▶ _Your instructions_:
The listing below is to be output in its exact form.

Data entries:
= = = = =

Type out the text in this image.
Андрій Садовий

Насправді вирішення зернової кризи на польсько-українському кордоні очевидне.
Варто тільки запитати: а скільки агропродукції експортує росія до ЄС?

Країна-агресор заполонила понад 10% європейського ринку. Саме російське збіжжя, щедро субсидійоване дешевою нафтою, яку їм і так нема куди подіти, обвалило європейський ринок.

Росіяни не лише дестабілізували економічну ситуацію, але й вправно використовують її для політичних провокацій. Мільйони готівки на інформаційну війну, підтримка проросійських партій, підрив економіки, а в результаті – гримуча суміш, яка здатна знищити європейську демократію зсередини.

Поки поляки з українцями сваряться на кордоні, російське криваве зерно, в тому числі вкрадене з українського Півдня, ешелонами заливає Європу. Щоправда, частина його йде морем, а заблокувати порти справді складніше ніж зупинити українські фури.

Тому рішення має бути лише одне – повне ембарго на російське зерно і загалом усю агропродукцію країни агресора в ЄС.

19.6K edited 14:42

= = = = =

▶ _Problem solution_:
Type out the text in this image.
Андрій Садовий

Насправді вирішення зернової кризи на польсько-українському кордоні очевидне.
Варто тільки запитати: а скільки агропродукції експортує росія до ЄС?

Країна-агресор заполонила понад 10% європейського ринку. Саме російське збіжжя, щедро субсидійоване дешевою нафтою, яку їм і так нема куди подіти, обвалило європейський ринок.

Росіяни не лише дестабілізували економічну ситуацію, але й вправно використовують її для політичних провокацій. Мільйони готівки на інформаційну війну, підтримка проросійських партій, підрив економіки, а в результаті – гримуча суміш, яка здатна знищити європейську демократію зсередини.

Поки поляки з українцями сваряться на кордоні, російське криваве зерно, в тому числі вкрадене з українського Півдня, ешелонами заливає Європу. Щоправда, частина його йде морем, а заблокувати порти справді складніше ніж зупинити українські фури.

Тому рішення має бути лише одне – повне ембарго на російське зерно і загалом усю агропродукцію країни агресора в ЄС.

19.6K edited 14:42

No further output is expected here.